* **Records supplied**
○ ○ ○ ○ ○ ○ ○

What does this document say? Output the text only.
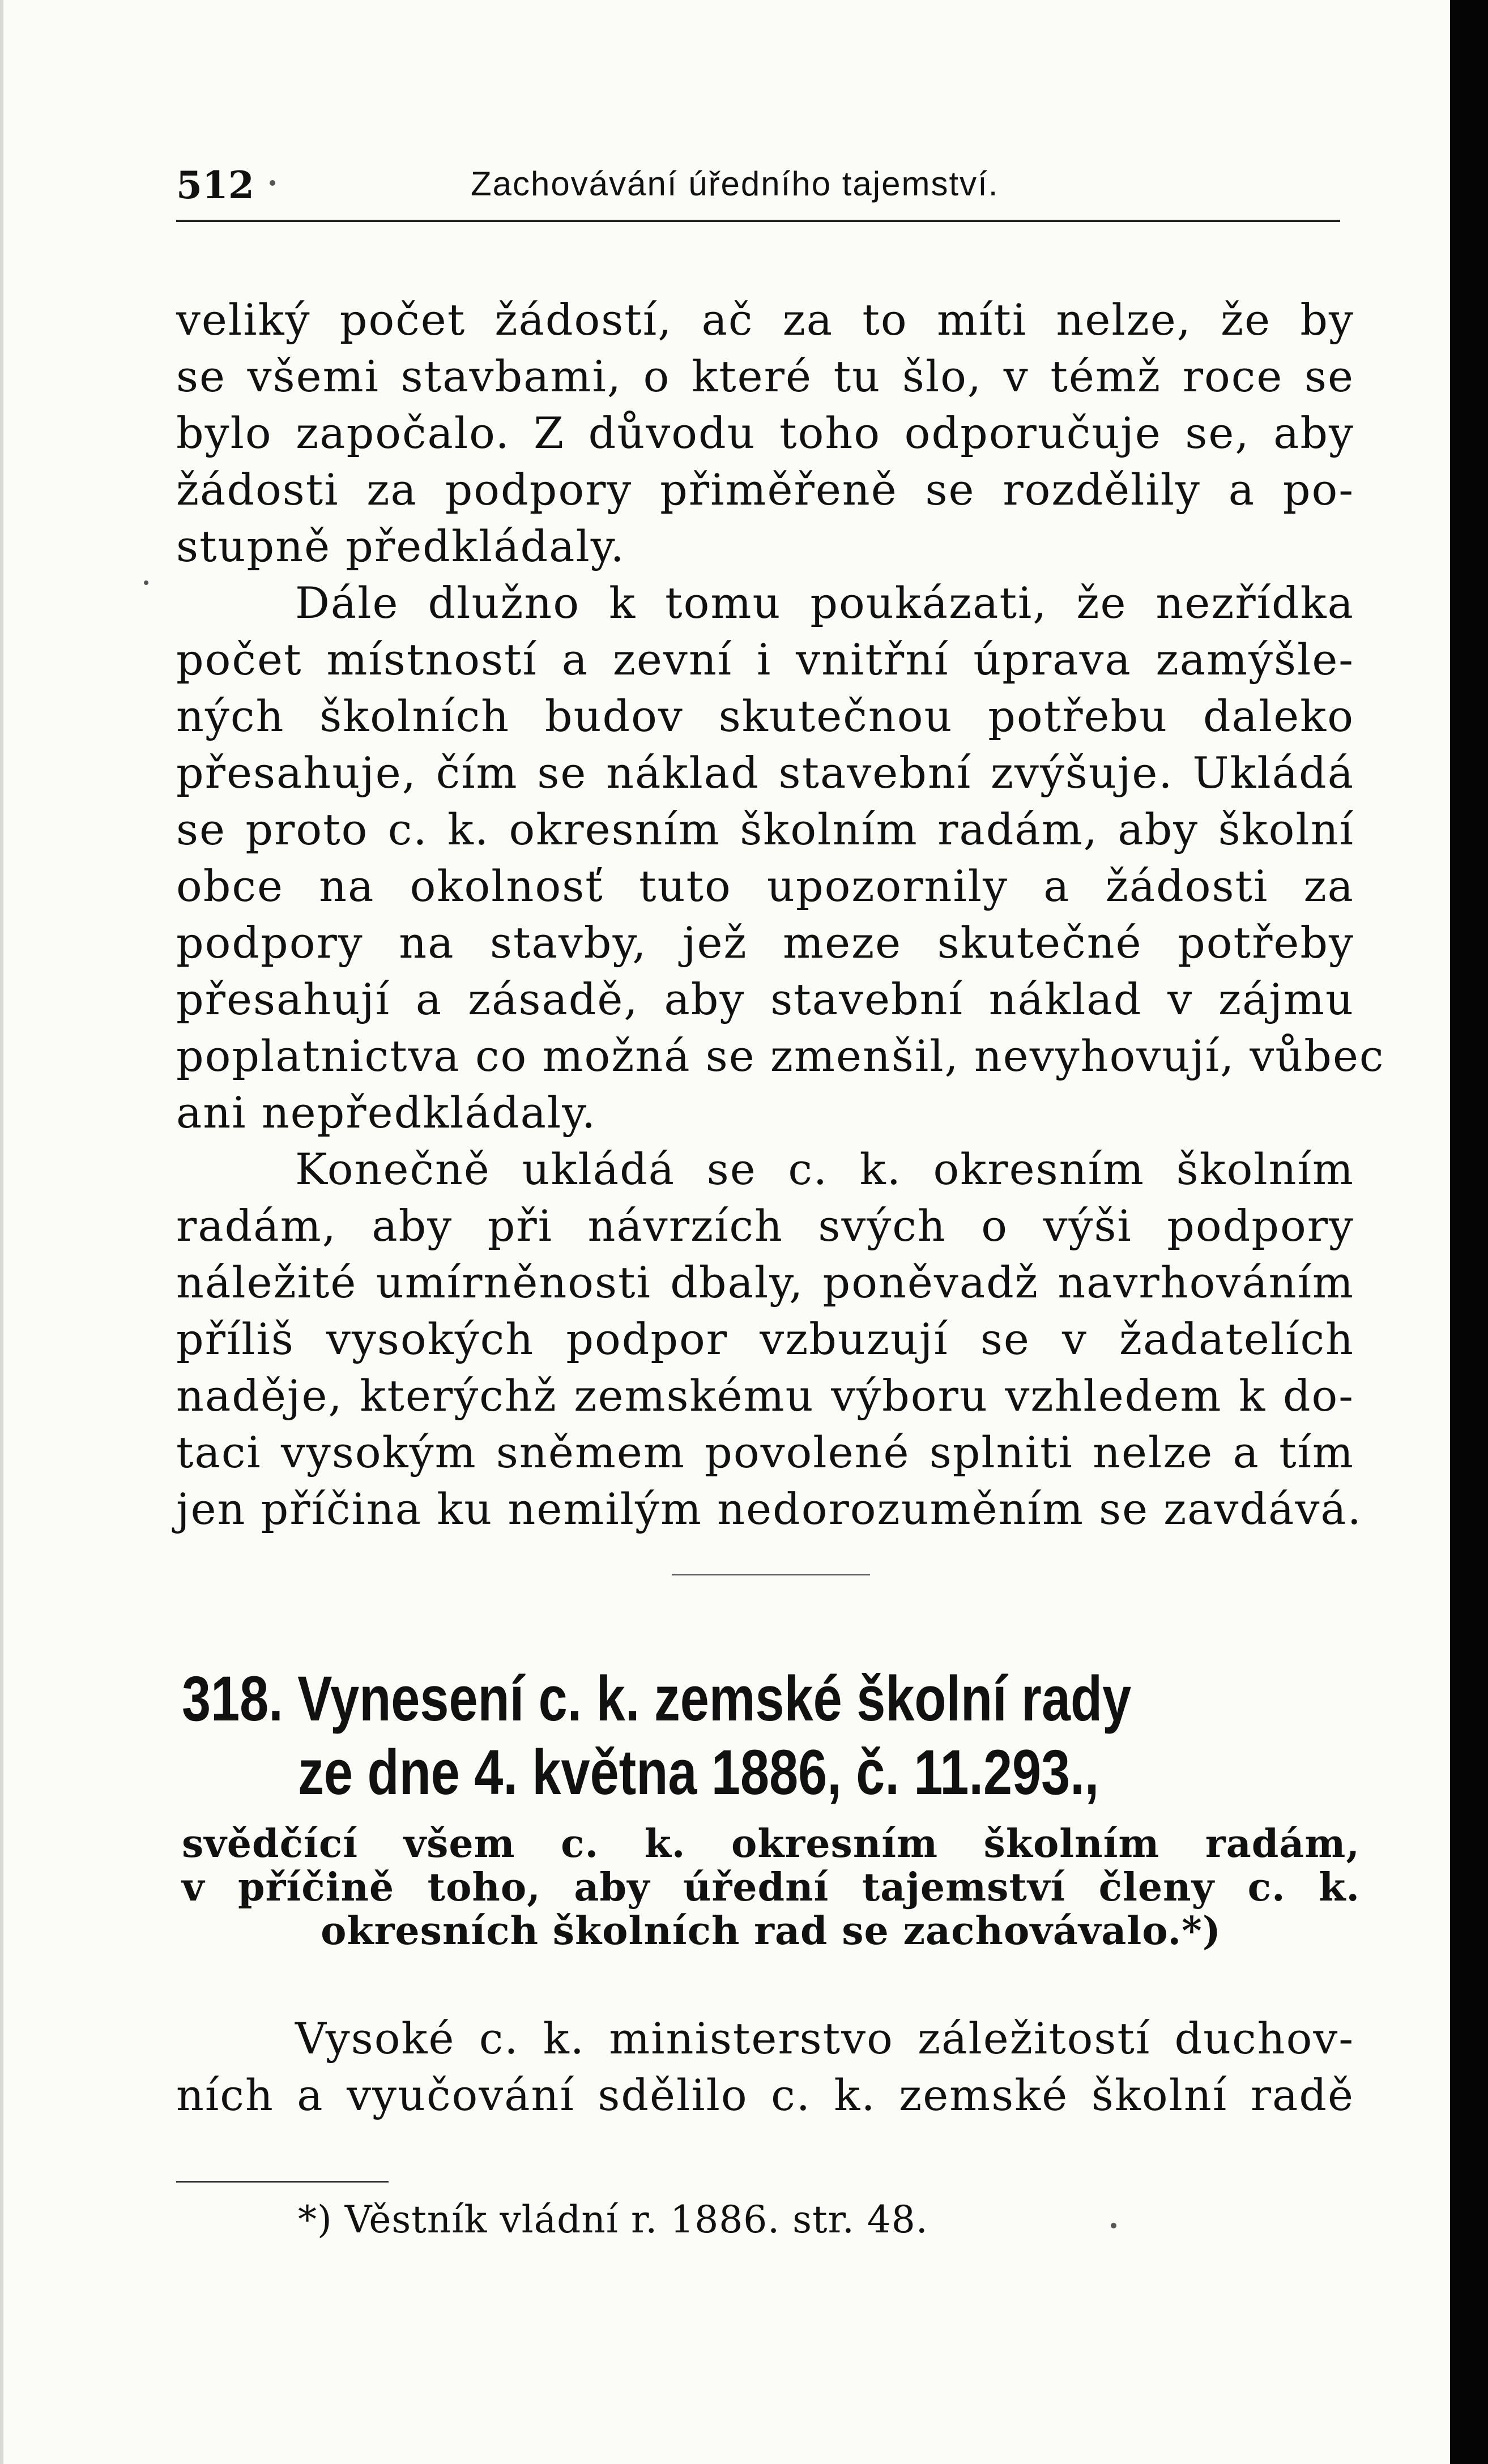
512	Zachovávání úředního tajemství.
veliký počet žádostí, ač za to míti nelze, že by
se všemi stavbami, o které tu šlo, v témž roce se
bylo započalo. Z důvodu toho odporučuje se, aby
žádosti za podpory přiměřeně se rozdělily a po-
stupně předkládaly.
Dále dlužno k tomu poukázati, že nezřídka
počet místností a zevní i vnitřní úprava zamýšle-
ných školních budov skutečnou potřebu daleko
přesahuje, čím se náklad stavební zvýšuje. Ukládá
se proto c. k. okresním školním radám, aby školní
obce na okolnosť tuto upozornily a žádosti za
podpory na stavby, jež meze skutečné potřeby
přesahují a zásadě, aby stavební náklad v zájmu
poplatnictva co možná se zmenšil, nevyhovují, vůbec
ani nepředkládaly.
Konečně ukládá se c. k. okresním školním
radám, aby při návrzích svých o výši podpory
náležité umírněnosti dbaly, poněvadž navrhováním
příliš vysokých podpor vzbuzují se v žadatelích
naděje, kterýchž zemskému výboru vzhledem k do-
taci vysokým sněmem povolené splniti nelze a tím
jen příčina ku nemilým nedorozuměním se zavdává.
318. Vynesení c. k. zemské školní rady
ze dne 4. května 1886, č. 11.293.,
svědčící všem c. k. okresním školním radám,
v příčině toho, aby úřední tajemství členy c. k.
okresních školních rad se zachovávalo.*)
Vysoké c. k. ministerstvo záležitostí duchov-
ních a vyučování sdělilo c. k. zemské školní radě
*) Věstník vládní r. 1886. str. 48.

○ ○ ○ ○ ○ ○ ○

* **Task prompt**
Pictures in the records must not appear in the copy; transcribe everything else precisely.

* **Solution to the problem**
What does this document say? Output the text only.
512	Zachovávání úředního tajemství.
veliký počet žádostí, ač za to míti nelze, že by
se všemi stavbami, o které tu šlo, v témž roce se
bylo započalo. Z důvodu toho odporučuje se, aby
žádosti za podpory přiměřeně se rozdělily a po-
stupně předkládaly.
Dále dlužno k tomu poukázati, že nezřídka
počet místností a zevní i vnitřní úprava zamýšle-
ných školních budov skutečnou potřebu daleko
přesahuje, čím se náklad stavební zvýšuje. Ukládá
se proto c. k. okresním školním radám, aby školní
obce na okolnosť tuto upozornily a žádosti za
podpory na stavby, jež meze skutečné potřeby
přesahují a zásadě, aby stavební náklad v zájmu
poplatnictva co možná se zmenšil, nevyhovují, vůbec
ani nepředkládaly.
Konečně ukládá se c. k. okresním školním
radám, aby při návrzích svých o výši podpory
náležité umírněnosti dbaly, poněvadž navrhováním
příliš vysokých podpor vzbuzují se v žadatelích
naděje, kterýchž zemskému výboru vzhledem k do-
taci vysokým sněmem povolené splniti nelze a tím
jen příčina ku nemilým nedorozuměním se zavdává.
318. Vynesení c. k. zemské školní rady
ze dne 4. května 1886, č. 11.293.,
svědčící všem c. k. okresním školním radám,
v příčině toho, aby úřední tajemství členy c. k.
okresních školních rad se zachovávalo.*)
Vysoké c. k. ministerstvo záležitostí duchov-
ních a vyučování sdělilo c. k. zemské školní radě
*) Věstník vládní r. 1886. str. 48.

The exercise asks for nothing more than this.